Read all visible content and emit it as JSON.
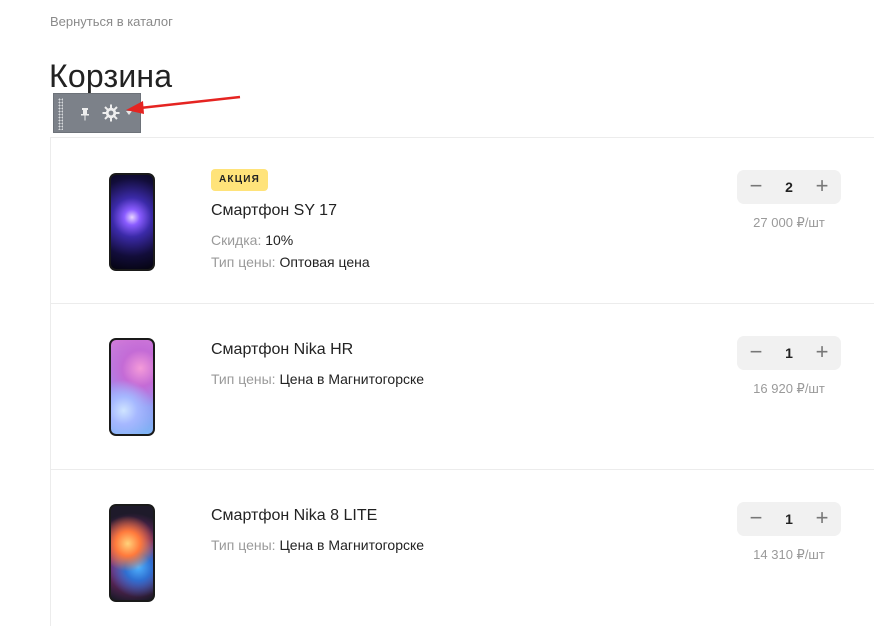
{
  "nav": {
    "back_label": "Вернуться в каталог"
  },
  "page": {
    "title": "Корзина"
  },
  "admin_toolbar": {
    "pin_icon": "pin-icon",
    "gear_icon": "gear-icon",
    "caret_icon": "chevron-down-icon"
  },
  "colors": {
    "badge_bg": "#ffe37a",
    "annotation_arrow": "#e52421"
  },
  "cart": {
    "items": [
      {
        "badge": "АКЦИЯ",
        "name": "Смартфон SY 17",
        "props": [
          {
            "label": "Скидка:",
            "value": "10%"
          },
          {
            "label": "Тип цены:",
            "value": "Оптовая цена"
          }
        ],
        "quantity": "2",
        "unit_price": "27 000 ₽/шт"
      },
      {
        "name": "Смартфон Nika HR",
        "props": [
          {
            "label": "Тип цены:",
            "value": "Цена в Магнитогорске"
          }
        ],
        "quantity": "1",
        "unit_price": "16 920 ₽/шт"
      },
      {
        "name": "Смартфон Nika 8 LITE",
        "props": [
          {
            "label": "Тип цены:",
            "value": "Цена в Магнитогорске"
          }
        ],
        "quantity": "1",
        "unit_price": "14 310 ₽/шт"
      }
    ],
    "minus_label": "−",
    "plus_label": "+"
  }
}
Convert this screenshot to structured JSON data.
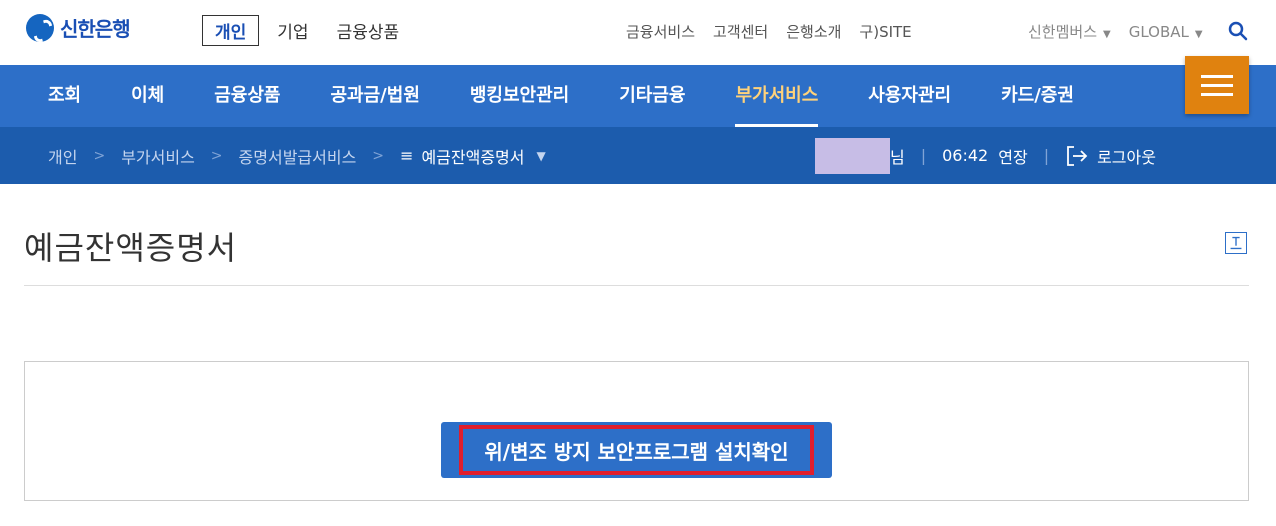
{
  "brand": {
    "name": "신한은행",
    "color": "#1a4fb4"
  },
  "segment_nav": [
    {
      "label": "개인",
      "active": true
    },
    {
      "label": "기업",
      "active": false
    },
    {
      "label": "금융상품",
      "active": false
    }
  ],
  "util_nav": [
    "금융서비스",
    "고객센터",
    "은행소개",
    "구)SITE"
  ],
  "member_nav": {
    "member": "신한멤버스",
    "global": "GLOBAL"
  },
  "icons": {
    "search": "search-icon",
    "menu": "hamburger-menu-icon",
    "logout": "logout-icon",
    "print": "print-icon"
  },
  "main_nav": [
    {
      "label": "조회"
    },
    {
      "label": "이체"
    },
    {
      "label": "금융상품"
    },
    {
      "label": "공과금/법원"
    },
    {
      "label": "뱅킹보안관리"
    },
    {
      "label": "기타금융"
    },
    {
      "label": "부가서비스",
      "active": true
    },
    {
      "label": "사용자관리"
    },
    {
      "label": "카드/증권"
    }
  ],
  "breadcrumb": [
    "개인",
    "부가서비스",
    "증명서발급서비스",
    "예금잔액증명서"
  ],
  "session": {
    "suffix": "님",
    "time": "06:42",
    "extend": "연장",
    "logout": "로그아웃"
  },
  "page": {
    "title": "예금잔액증명서"
  },
  "action": {
    "label": "위/변조 방지 보안프로그램 설치확인"
  },
  "colors": {
    "nav": "#2d6fc8",
    "subnav": "#1c5cad",
    "menu_button": "#e0820f",
    "highlight": "#e01e2d"
  }
}
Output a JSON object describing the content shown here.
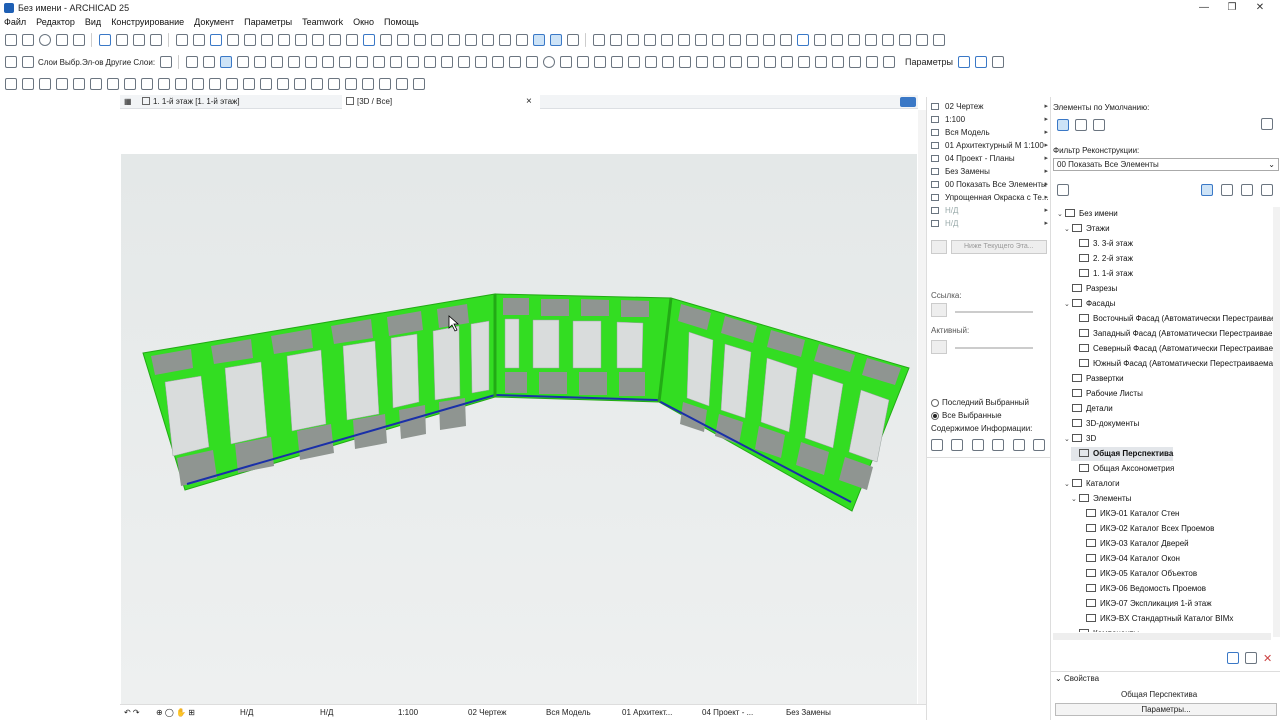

——————

» **WHAT IS NEEDED**: Leave the pictures out, and print every line of the listing exactly as written.

» **TASK SOLUTION**:
Read all visible content and emit it as JSON.
{
  "nav": {
    "back_label": "Вернуться в каталог"
  },
  "page": {
    "title": "Корзина"
  },
  "admin_toolbar": {
    "pin_icon": "pin-icon",
    "gear_icon": "gear-icon",
    "caret_icon": "chevron-down-icon"
  },
  "colors": {
    "badge_bg": "#ffe37a",
    "annotation_arrow": "#e52421"
  },
  "cart": {
    "items": [
      {
        "badge": "АКЦИЯ",
        "name": "Смартфон SY 17",
        "props": [
          {
            "label": "Скидка:",
            "value": "10%"
          },
          {
            "label": "Тип цены:",
            "value": "Оптовая цена"
          }
        ],
        "quantity": "2",
        "unit_price": "27 000 ₽/шт"
      },
      {
        "name": "Смартфон Nika HR",
        "props": [
          {
            "label": "Тип цены:",
            "value": "Цена в Магнитогорске"
          }
        ],
        "quantity": "1",
        "unit_price": "16 920 ₽/шт"
      },
      {
        "name": "Смартфон Nika 8 LITE",
        "props": [
          {
            "label": "Тип цены:",
            "value": "Цена в Магнитогорске"
          }
        ],
        "quantity": "1",
        "unit_price": "14 310 ₽/шт"
      }
    ],
    "minus_label": "−",
    "plus_label": "+"
  }
}
Convert this screenshot to structured JSON data.
{
  "brand": {
    "name": "신한은행",
    "color": "#1a4fb4"
  },
  "segment_nav": [
    {
      "label": "개인",
      "active": true
    },
    {
      "label": "기업",
      "active": false
    },
    {
      "label": "금융상품",
      "active": false
    }
  ],
  "util_nav": [
    "금융서비스",
    "고객센터",
    "은행소개",
    "구)SITE"
  ],
  "member_nav": {
    "member": "신한멤버스",
    "global": "GLOBAL"
  },
  "icons": {
    "search": "search-icon",
    "menu": "hamburger-menu-icon",
    "logout": "logout-icon",
    "print": "print-icon"
  },
  "main_nav": [
    {
      "label": "조회"
    },
    {
      "label": "이체"
    },
    {
      "label": "금융상품"
    },
    {
      "label": "공과금/법원"
    },
    {
      "label": "뱅킹보안관리"
    },
    {
      "label": "기타금융"
    },
    {
      "label": "부가서비스",
      "active": true
    },
    {
      "label": "사용자관리"
    },
    {
      "label": "카드/증권"
    }
  ],
  "breadcrumb": [
    "개인",
    "부가서비스",
    "증명서발급서비스",
    "예금잔액증명서"
  ],
  "session": {
    "suffix": "님",
    "time": "06:42",
    "extend": "연장",
    "logout": "로그아웃"
  },
  "page": {
    "title": "예금잔액증명서"
  },
  "action": {
    "label": "위/변조 방지 보안프로그램 설치확인"
  },
  "colors": {
    "nav": "#2d6fc8",
    "subnav": "#1c5cad",
    "menu_button": "#e0820f",
    "highlight": "#e01e2d"
  }
}
Output a JSON object describing the content shown here.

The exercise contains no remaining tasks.